** WHAT YOU WILL DO **
Swap "banner-stripe" for "header-stripe" in the rows, from the first line up to and including the line with "photo-column — [56, 416, 86, 566]", changing nothing else. Return only those lines.

** TASK MATERIAL **
## START
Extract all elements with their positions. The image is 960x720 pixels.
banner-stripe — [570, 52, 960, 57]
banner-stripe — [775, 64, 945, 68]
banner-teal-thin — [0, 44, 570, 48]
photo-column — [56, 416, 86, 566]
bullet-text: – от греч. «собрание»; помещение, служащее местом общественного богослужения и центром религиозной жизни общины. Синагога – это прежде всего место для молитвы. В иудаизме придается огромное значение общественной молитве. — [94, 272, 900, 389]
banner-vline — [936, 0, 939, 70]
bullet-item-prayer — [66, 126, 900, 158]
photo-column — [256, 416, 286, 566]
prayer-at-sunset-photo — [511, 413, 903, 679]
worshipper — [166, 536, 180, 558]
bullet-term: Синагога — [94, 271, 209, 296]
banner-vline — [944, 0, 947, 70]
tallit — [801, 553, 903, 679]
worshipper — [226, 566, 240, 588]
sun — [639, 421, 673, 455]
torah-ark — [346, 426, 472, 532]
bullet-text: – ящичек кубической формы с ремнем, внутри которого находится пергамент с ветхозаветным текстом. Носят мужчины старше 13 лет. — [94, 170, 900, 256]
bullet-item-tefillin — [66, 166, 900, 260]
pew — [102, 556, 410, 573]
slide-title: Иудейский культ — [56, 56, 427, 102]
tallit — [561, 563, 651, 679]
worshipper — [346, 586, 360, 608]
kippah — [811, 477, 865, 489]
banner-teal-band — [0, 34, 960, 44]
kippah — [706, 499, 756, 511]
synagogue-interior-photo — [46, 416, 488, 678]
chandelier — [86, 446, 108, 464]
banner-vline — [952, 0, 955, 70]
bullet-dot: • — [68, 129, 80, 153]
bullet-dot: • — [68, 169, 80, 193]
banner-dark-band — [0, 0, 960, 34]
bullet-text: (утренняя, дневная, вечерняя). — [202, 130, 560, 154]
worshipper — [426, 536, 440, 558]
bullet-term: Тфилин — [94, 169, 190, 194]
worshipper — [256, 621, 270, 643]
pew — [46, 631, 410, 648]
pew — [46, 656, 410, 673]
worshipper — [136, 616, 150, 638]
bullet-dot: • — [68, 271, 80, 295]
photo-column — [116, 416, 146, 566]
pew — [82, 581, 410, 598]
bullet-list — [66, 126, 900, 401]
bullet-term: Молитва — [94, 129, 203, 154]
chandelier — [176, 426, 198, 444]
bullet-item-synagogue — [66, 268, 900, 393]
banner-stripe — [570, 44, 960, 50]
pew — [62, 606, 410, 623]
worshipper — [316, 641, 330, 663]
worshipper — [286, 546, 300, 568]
## END
** OUTPUT OF THE TASK **
Extract all elements with their positions. The image is 960x720 pixels.
header-stripe — [570, 52, 960, 57]
header-stripe — [775, 64, 945, 68]
banner-teal-thin — [0, 44, 570, 48]
photo-column — [56, 416, 86, 566]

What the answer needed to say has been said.